■ DO THIS ■
Put the data below, from its first line through the line containing "Text: ■: ■ <box>32 172 44 185</box>", into a JSON list of strings with one string per line, omitting any blank lines.

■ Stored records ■
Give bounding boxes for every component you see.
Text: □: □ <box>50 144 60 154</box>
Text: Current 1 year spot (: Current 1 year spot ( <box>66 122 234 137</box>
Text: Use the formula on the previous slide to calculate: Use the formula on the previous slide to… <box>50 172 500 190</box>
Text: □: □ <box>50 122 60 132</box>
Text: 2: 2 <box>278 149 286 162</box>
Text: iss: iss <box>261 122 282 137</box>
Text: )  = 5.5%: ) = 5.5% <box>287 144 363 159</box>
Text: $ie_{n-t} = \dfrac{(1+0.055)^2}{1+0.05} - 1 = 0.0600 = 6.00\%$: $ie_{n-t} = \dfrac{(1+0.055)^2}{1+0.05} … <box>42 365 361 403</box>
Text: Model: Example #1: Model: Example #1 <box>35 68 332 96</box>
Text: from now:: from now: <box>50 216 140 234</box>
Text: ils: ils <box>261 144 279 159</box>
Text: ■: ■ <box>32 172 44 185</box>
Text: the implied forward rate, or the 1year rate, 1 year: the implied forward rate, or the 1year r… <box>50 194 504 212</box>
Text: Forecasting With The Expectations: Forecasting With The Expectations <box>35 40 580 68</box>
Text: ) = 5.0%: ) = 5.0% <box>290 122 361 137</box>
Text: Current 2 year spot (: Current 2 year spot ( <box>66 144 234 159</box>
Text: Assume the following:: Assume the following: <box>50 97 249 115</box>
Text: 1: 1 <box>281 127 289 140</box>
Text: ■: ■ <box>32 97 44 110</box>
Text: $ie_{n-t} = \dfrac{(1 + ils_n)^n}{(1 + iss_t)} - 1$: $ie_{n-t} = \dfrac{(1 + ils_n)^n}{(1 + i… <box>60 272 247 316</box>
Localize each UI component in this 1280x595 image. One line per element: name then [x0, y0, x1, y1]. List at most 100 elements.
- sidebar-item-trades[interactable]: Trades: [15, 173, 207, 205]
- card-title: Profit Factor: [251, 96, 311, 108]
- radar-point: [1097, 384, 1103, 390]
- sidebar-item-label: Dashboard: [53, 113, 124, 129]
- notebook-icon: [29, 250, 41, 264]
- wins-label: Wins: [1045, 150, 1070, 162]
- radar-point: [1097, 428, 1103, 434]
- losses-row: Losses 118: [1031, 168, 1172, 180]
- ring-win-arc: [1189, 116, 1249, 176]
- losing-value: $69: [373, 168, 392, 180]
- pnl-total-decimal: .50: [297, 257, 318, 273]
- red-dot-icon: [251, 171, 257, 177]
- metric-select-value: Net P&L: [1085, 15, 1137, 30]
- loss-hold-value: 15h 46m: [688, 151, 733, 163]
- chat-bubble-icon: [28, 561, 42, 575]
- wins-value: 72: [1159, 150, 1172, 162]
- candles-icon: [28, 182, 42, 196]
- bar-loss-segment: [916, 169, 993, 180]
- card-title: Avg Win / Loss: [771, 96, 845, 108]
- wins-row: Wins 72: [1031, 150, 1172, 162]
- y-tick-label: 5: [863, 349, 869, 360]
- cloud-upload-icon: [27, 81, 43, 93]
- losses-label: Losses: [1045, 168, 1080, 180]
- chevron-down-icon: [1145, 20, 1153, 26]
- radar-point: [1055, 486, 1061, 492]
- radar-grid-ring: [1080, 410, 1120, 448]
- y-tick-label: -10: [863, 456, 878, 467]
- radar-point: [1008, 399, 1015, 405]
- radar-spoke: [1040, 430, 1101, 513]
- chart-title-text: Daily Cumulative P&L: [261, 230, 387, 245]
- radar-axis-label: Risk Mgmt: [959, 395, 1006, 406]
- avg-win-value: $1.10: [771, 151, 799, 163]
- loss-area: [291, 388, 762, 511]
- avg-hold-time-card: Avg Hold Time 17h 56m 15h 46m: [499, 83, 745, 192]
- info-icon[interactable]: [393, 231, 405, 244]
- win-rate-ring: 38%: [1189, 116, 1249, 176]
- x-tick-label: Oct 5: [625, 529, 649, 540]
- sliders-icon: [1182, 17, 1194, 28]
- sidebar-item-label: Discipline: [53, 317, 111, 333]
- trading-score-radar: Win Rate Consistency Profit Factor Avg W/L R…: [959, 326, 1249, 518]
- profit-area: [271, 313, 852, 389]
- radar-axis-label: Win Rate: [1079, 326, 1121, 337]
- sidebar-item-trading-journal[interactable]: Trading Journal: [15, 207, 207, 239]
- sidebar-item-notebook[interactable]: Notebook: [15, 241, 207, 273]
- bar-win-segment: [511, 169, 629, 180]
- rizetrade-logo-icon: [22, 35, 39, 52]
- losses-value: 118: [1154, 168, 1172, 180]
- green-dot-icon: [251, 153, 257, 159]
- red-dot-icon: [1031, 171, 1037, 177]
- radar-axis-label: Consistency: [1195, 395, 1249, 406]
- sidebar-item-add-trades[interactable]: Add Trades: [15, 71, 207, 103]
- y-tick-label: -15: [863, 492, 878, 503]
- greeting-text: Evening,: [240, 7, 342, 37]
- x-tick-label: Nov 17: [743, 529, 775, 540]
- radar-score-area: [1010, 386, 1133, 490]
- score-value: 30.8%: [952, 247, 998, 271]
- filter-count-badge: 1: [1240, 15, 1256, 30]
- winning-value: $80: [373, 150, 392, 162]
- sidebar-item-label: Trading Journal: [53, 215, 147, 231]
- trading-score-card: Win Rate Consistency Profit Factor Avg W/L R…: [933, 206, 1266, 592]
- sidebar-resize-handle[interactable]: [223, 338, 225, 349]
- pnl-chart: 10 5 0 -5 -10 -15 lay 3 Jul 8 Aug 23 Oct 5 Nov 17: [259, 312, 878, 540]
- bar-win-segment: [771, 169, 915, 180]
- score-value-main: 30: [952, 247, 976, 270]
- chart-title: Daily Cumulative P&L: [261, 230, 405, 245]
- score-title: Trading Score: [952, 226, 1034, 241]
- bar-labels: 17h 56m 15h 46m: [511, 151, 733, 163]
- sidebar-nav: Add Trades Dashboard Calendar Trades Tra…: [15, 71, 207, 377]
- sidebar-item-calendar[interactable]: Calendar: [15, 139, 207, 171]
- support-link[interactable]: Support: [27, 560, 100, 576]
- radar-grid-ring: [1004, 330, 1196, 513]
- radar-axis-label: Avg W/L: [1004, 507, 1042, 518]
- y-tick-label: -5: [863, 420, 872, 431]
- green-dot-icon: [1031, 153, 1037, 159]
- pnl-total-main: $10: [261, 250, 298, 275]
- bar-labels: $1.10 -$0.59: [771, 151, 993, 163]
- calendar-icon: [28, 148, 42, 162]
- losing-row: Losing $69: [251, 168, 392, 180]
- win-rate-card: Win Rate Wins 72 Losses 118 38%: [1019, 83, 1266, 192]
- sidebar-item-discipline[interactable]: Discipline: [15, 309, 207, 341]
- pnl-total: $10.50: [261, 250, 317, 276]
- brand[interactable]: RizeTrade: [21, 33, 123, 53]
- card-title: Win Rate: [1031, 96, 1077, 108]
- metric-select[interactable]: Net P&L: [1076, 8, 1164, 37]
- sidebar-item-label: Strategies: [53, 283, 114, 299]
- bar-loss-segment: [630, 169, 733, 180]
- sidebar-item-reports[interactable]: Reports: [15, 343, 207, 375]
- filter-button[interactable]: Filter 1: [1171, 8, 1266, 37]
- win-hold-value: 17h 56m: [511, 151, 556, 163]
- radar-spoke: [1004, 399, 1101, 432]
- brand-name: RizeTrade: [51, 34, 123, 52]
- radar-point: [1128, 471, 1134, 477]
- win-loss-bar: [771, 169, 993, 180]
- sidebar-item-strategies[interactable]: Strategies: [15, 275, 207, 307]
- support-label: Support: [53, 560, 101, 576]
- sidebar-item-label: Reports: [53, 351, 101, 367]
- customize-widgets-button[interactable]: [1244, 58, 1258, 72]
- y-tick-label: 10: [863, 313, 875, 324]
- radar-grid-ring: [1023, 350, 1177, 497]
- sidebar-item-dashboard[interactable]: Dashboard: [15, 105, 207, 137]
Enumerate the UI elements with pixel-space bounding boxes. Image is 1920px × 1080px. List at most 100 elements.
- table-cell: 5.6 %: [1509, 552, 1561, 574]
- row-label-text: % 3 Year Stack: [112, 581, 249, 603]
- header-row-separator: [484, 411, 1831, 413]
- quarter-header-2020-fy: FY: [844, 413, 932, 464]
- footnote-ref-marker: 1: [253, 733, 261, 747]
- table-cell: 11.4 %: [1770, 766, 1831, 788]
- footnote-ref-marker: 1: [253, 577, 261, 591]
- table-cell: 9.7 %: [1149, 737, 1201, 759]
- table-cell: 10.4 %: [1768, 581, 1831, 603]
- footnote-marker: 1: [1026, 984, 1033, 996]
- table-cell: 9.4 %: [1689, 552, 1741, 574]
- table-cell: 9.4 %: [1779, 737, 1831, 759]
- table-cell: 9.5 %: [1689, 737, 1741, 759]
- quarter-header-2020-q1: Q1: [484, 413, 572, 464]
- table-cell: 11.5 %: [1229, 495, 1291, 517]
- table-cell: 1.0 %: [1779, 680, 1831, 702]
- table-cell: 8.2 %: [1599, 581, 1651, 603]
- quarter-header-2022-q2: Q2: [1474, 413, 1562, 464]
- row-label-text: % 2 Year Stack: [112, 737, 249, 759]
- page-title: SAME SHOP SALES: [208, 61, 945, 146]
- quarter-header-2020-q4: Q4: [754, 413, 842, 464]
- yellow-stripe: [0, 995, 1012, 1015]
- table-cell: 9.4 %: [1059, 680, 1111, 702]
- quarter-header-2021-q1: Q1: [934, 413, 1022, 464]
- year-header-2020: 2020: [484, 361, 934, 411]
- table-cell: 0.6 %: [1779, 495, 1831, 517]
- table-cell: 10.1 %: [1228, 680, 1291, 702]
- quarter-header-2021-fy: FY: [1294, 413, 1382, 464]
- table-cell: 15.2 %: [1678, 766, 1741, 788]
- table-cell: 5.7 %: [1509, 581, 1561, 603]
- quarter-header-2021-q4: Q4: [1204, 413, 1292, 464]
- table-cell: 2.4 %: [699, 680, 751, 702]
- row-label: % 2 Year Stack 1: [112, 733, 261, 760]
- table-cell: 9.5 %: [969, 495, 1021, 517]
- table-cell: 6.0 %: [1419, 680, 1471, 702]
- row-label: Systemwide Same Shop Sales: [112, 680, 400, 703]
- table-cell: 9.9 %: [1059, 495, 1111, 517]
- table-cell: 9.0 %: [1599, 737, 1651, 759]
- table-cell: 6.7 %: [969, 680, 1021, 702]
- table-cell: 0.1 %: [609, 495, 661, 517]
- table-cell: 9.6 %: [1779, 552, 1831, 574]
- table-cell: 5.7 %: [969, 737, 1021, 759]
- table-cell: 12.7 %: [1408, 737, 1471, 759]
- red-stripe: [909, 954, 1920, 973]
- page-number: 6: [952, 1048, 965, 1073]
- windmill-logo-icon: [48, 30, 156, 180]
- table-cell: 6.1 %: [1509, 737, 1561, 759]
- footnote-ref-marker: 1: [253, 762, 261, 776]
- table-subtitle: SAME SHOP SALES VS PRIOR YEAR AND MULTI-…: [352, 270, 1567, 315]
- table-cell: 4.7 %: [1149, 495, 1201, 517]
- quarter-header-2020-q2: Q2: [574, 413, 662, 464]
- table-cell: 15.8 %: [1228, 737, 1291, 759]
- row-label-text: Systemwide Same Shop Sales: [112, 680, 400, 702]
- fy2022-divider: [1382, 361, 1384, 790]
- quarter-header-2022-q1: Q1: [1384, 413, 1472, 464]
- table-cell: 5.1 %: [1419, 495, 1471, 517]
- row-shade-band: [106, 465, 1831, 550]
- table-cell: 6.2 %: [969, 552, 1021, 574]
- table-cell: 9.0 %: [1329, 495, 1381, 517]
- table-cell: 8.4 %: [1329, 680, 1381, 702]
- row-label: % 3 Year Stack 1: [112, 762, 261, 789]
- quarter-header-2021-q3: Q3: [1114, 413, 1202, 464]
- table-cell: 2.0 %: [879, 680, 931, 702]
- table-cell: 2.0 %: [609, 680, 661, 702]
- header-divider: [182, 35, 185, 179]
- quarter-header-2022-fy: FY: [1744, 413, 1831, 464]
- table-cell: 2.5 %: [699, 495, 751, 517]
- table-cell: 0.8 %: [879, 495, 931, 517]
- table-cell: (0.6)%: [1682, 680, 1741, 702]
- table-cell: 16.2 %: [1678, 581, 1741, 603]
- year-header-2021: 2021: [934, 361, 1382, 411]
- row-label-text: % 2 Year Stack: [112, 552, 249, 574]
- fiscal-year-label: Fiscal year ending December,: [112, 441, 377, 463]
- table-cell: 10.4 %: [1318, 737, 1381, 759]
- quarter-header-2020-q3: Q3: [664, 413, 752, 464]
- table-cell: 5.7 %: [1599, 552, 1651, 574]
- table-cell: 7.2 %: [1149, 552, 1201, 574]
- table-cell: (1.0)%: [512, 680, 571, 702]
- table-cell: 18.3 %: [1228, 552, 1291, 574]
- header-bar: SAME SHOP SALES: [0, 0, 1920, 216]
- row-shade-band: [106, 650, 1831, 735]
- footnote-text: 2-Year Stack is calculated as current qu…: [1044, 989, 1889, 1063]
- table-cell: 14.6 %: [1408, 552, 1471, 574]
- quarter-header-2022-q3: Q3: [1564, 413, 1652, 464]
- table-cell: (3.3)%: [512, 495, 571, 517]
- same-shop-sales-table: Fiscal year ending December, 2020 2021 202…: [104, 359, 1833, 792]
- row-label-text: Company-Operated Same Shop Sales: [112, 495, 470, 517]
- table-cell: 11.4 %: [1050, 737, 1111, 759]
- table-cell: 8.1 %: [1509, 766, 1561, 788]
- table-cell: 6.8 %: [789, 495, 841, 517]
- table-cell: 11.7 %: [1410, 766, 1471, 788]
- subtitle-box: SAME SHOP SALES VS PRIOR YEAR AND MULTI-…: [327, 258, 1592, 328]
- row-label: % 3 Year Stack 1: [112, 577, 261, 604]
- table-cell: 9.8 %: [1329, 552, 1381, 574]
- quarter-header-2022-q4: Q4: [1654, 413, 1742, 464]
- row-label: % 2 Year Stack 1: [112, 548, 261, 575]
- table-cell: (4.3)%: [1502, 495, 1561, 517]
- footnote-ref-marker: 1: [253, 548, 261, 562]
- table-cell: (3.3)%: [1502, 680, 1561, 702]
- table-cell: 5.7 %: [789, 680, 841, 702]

■ RESULT ■
[
  "Give bounding boxes for every component you see.",
  "Text: □: □ <box>50 144 60 154</box>",
  "Text: Current 1 year spot (: Current 1 year spot ( <box>66 122 234 137</box>",
  "Text: Use the formula on the previous slide to calculate: Use the formula on the previous slide to… <box>50 172 500 190</box>",
  "Text: □: □ <box>50 122 60 132</box>",
  "Text: 2: 2 <box>278 149 286 162</box>",
  "Text: iss: iss <box>261 122 282 137</box>",
  "Text: )  = 5.5%: ) = 5.5% <box>287 144 363 159</box>",
  "Text: $ie_{n-t} = \\dfrac{(1+0.055)^2}{1+0.05} - 1 = 0.0600 = 6.00\\%$: $ie_{n-t} = \\dfrac{(1+0.055)^2}{1+0.05} … <box>42 365 361 403</box>",
  "Text: Model: Example #1: Model: Example #1 <box>35 68 332 96</box>",
  "Text: from now:: from now: <box>50 216 140 234</box>",
  "Text: ils: ils <box>261 144 279 159</box>",
  "Text: ■: ■ <box>32 172 44 185</box>"
]